From the first line to the last, repeat the data exactly and drop the pictures.

>>>>

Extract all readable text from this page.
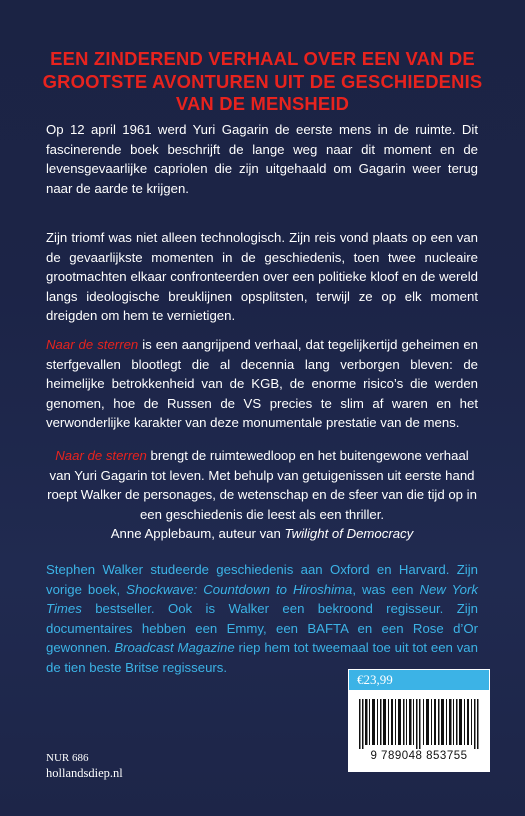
EEN ZINDEREND VERHAAL OVER EEN VAN DE
GROOTSTE AVONTUREN UIT DE GESCHIEDENIS
VAN DE MENSHEID
Op 12 april 1961 werd Yuri Gagarin de eerste mens in de ruimte. Dit fascinerende boek beschrijft de lange weg naar dit moment en de levensgevaarlijke capriolen die zijn uitgehaald om Gagarin weer terug naar de aarde te krijgen.
Zijn triomf was niet alleen technologisch. Zijn reis vond plaats op een van de gevaarlijkste momenten in de geschiedenis, toen twee nucleaire grootmachten elkaar confronteerden over een politieke kloof en de wereld langs ideologische breuklijnen opsplitsten, terwijl ze op elk moment dreigden om hem te vernietigen.
Naar de sterren is een aangrijpend verhaal, dat tegelijkertijd geheimen en sterfgevallen blootlegt die al decennia lang verborgen bleven: de heimelijke betrokkenheid van de KGB, de enorme risico’s die werden genomen, hoe de Russen de VS precies te slim af waren en het verwonderlijke karakter van deze monumentale prestatie van de mens.
Naar de sterren brengt de ruimtewedloop en het buitengewone verhaal van Yuri Gagarin tot leven. Met behulp van getuigenissen uit eerste hand roept Walker de personages, de wetenschap en de sfeer van die tijd op in een geschiedenis die leest als een thriller.
Anne Applebaum, auteur van Twilight of Democracy
Stephen Walker studeerde geschiedenis aan Oxford en Harvard. Zijn vorige boek, Shockwave: Countdown to Hiroshima, was een New York Times bestseller. Ook is Walker een bekroond regisseur. Zijn documentaires hebben een Emmy, een BAFTA en een Rose d’Or gewonnen. Broadcast Magazine riep hem tot tweemaal toe uit tot een van de tien beste Britse regisseurs.
€23,99
9 789048 853755
NUR 686
hollandsdiep.nl
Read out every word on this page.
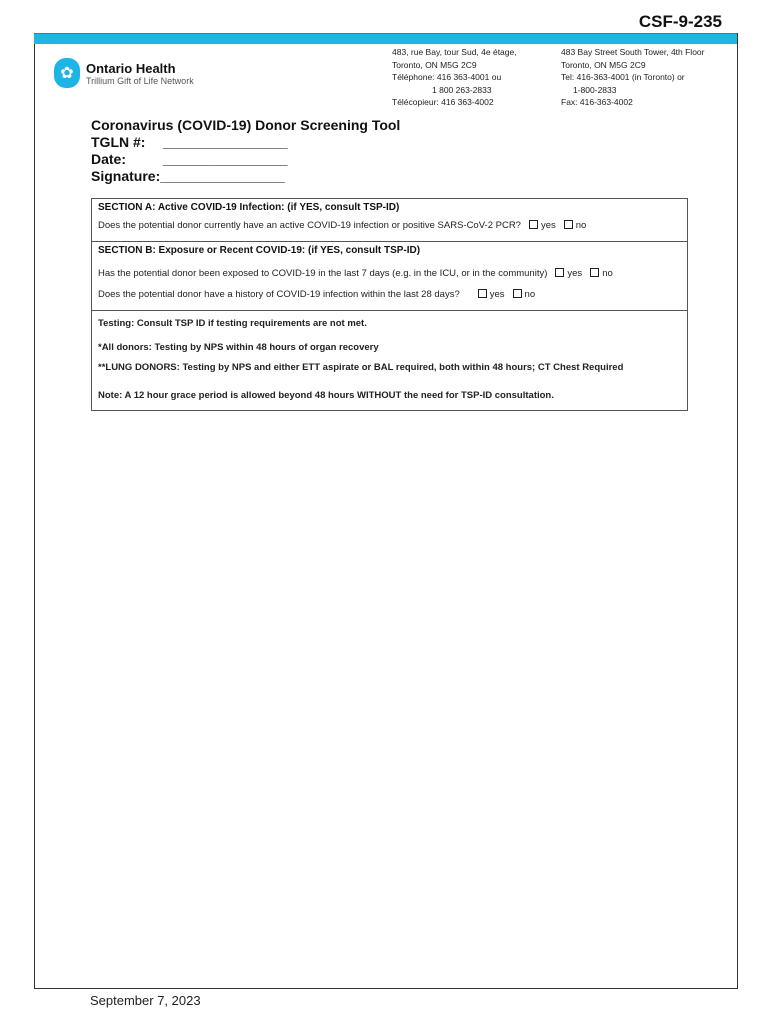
CSF-9-235
✿ Ontario Health
Trillium Gift of Life Network
483, rue Bay, tour Sud, 4e étage,
Toronto, ON M5G 2C9
Téléphone: 416 363-4001 ou
1 800 263-2833
Télécopieur: 416 363-4002
483 Bay Street South Tower, 4th Floor
Toronto, ON M5G 2C9
Tel: 416-363-4001 (in Toronto) or
1-800-2833
Fax: 416-363-4002
Coronavirus (COVID-19) Donor Screening Tool
TGLN #:	________________
Date:	________________
Signature: ________________
SECTION A: Active COVID-19 Infection: (if YES, consult TSP-ID)
Does the potential donor currently have an active COVID-19 infection or positive SARS-CoV-2 PCR? yes no
SECTION B: Exposure or Recent COVID-19: (if YES, consult TSP-ID)
Has the potential donor been exposed to COVID-19 in the last 7 days (e.g. in the ICU, or in the community) yes no
Does the potential donor have a history of COVID-19 infection within the last 28 days?	yes no
Testing: Consult TSP ID if testing requirements are not met.
*All donors: Testing by NPS within 48 hours of organ recovery
**LUNG DONORS: Testing by NPS and either ETT aspirate or BAL required, both within 48 hours; CT Chest Required
Note: A 12 hour grace period is allowed beyond 48 hours WITHOUT the need for TSP-ID consultation.
September 7, 2023
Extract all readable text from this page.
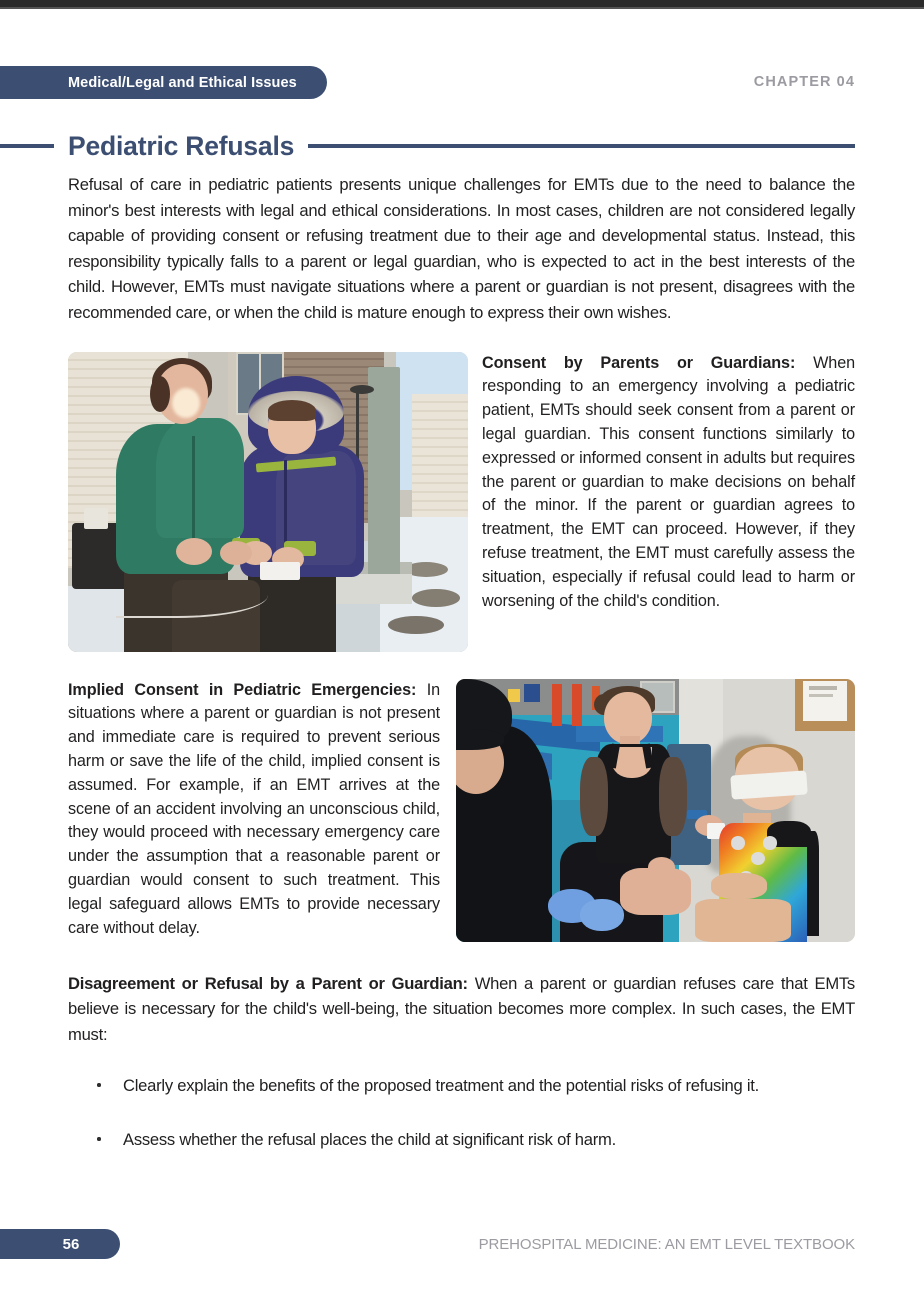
Medical/Legal and Ethical Issues	CHAPTER 04
Pediatric Refusals

Refusal of care in pediatric patients presents unique challenges for EMTs due to the need to balance the minor's best interests with legal and ethical considerations. In most cases, children are not considered legally capable of providing consent or refusing treatment due to their age and developmental status. Instead, this responsibility typically falls to a parent or legal guardian, who is expected to act in the best interests of the child. However, EMTs must navigate situations where a parent or guardian is not present, disagrees with the recommended care, or when the child is mature enough to express their own wishes.

Consent by Parents or Guardians: When responding to an emergency involving a pediatric patient, EMTs should seek consent from a parent or legal guardian. This consent functions similarly to expressed or informed consent in adults but requires the parent or guardian to make decisions on behalf of the minor. If the parent or guardian agrees to treatment, the EMT can proceed. However, if they refuse treatment, the EMT must carefully assess the situation, especially if refusal could lead to harm or worsening of the child's condition.

Implied Consent in Pediatric Emergencies: In situations where a parent or guardian is not present and immediate care is required to prevent serious harm or save the life of the child, implied consent is assumed. For example, if an EMT arrives at the scene of an accident involving an unconscious child, they would proceed with necessary emergency care under the assumption that a reasonable parent or guardian would consent to such treatment. This legal safeguard allows EMTs to provide necessary care without delay.

Disagreement or Refusal by a Parent or Guardian: When a parent or guardian refuses care that EMTs believe is necessary for the child's well-being, the situation becomes more complex. In such cases, the EMT must:

Clearly explain the benefits of the proposed treatment and the potential risks of refusing it.
Assess whether the refusal places the child at significant risk of harm.
56	PREHOSPITAL MEDICINE: AN EMT LEVEL TEXTBOOK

<<<<

■ **RESPONSE AREA**
Extract all readable text from this page.
EEN ZINDEREND VERHAAL OVER EEN VAN DE
GROOTSTE AVONTUREN UIT DE GESCHIEDENIS
VAN DE MENSHEID
Op 12 april 1961 werd Yuri Gagarin de eerste mens in de ruimte. Dit fascinerende boek beschrijft de lange weg naar dit moment en de levensgevaarlijke capriolen die zijn uitgehaald om Gagarin weer terug naar de aarde te krijgen.
Zijn triomf was niet alleen technologisch. Zijn reis vond plaats op een van de gevaarlijkste momenten in de geschiedenis, toen twee nucleaire grootmachten elkaar confronteerden over een politieke kloof en de wereld langs ideologische breuklijnen opsplitsten, terwijl ze op elk moment dreigden om hem te vernietigen.
Naar de sterren is een aangrijpend verhaal, dat tegelijkertijd geheimen en sterfgevallen blootlegt die al decennia lang verborgen bleven: de heimelijke betrokkenheid van de KGB, de enorme risico’s die werden genomen, hoe de Russen de VS precies te slim af waren en het verwonderlijke karakter van deze monumentale prestatie van de mens.
Naar de sterren brengt de ruimtewedloop en het buitengewone verhaal van Yuri Gagarin tot leven. Met behulp van getuigenissen uit eerste hand roept Walker de personages, de wetenschap en de sfeer van die tijd op in een geschiedenis die leest als een thriller.
Anne Applebaum, auteur van Twilight of Democracy
Stephen Walker studeerde geschiedenis aan Oxford en Harvard. Zijn vorige boek, Shockwave: Countdown to Hiroshima, was een New York Times bestseller. Ook is Walker een bekroond regisseur. Zijn documentaires hebben een Emmy, een BAFTA en een Rose d’Or gewonnen. Broadcast Magazine riep hem tot tweemaal toe uit tot een van de tien beste Britse regisseurs.
€23,99
9 789048 853755
NUR 686
hollandsdiep.nl
Read out every word on this page.
CSF-9-235
✿ Ontario Health
Trillium Gift of Life Network
483, rue Bay, tour Sud, 4e étage,
Toronto, ON M5G 2C9
Téléphone: 416 363-4001 ou
1 800 263-2833
Télécopieur: 416 363-4002
483 Bay Street South Tower, 4th Floor
Toronto, ON M5G 2C9
Tel: 416-363-4001 (in Toronto) or
1-800-2833
Fax: 416-363-4002
Coronavirus (COVID-19) Donor Screening Tool
TGLN #:	________________
Date:	________________
Signature: ________________
SECTION A: Active COVID-19 Infection: (if YES, consult TSP-ID)
Does the potential donor currently have an active COVID-19 infection or positive SARS-CoV-2 PCR? yes no
SECTION B: Exposure or Recent COVID-19: (if YES, consult TSP-ID)
Has the potential donor been exposed to COVID-19 in the last 7 days (e.g. in the ICU, or in the community) yes no
Does the potential donor have a history of COVID-19 infection within the last 28 days?	yes no
Testing: Consult TSP ID if testing requirements are not met.
*All donors: Testing by NPS within 48 hours of organ recovery
**LUNG DONORS: Testing by NPS and either ETT aspirate or BAL required, both within 48 hours; CT Chest Required
Note: A 12 hour grace period is allowed beyond 48 hours WITHOUT the need for TSP-ID consultation.
September 7, 2023
Extract all readable text from this page.
Medical/Legal and Ethical Issues	CHAPTER 04
Pediatric Refusals

Refusal of care in pediatric patients presents unique challenges for EMTs due to the need to balance the minor's best interests with legal and ethical considerations. In most cases, children are not considered legally capable of providing consent or refusing treatment due to their age and developmental status. Instead, this responsibility typically falls to a parent or legal guardian, who is expected to act in the best interests of the child. However, EMTs must navigate situations where a parent or guardian is not present, disagrees with the recommended care, or when the child is mature enough to express their own wishes.

Consent by Parents or Guardians: When responding to an emergency involving a pediatric patient, EMTs should seek consent from a parent or legal guardian. This consent functions similarly to expressed or informed consent in adults but requires the parent or guardian to make decisions on behalf of the minor. If the parent or guardian agrees to treatment, the EMT can proceed. However, if they refuse treatment, the EMT must carefully assess the situation, especially if refusal could lead to harm or worsening of the child's condition.

Implied Consent in Pediatric Emergencies: In situations where a parent or guardian is not present and immediate care is required to prevent serious harm or save the life of the child, implied consent is assumed. For example, if an EMT arrives at the scene of an accident involving an unconscious child, they would proceed with necessary emergency care under the assumption that a reasonable parent or guardian would consent to such treatment. This legal safeguard allows EMTs to provide necessary care without delay.

Disagreement or Refusal by a Parent or Guardian: When a parent or guardian refuses care that EMTs believe is necessary for the child's well-being, the situation becomes more complex. In such cases, the EMT must:

Clearly explain the benefits of the proposed treatment and the potential risks of refusing it.
Assess whether the refusal places the child at significant risk of harm.
56	PREHOSPITAL MEDICINE: AN EMT LEVEL TEXTBOOK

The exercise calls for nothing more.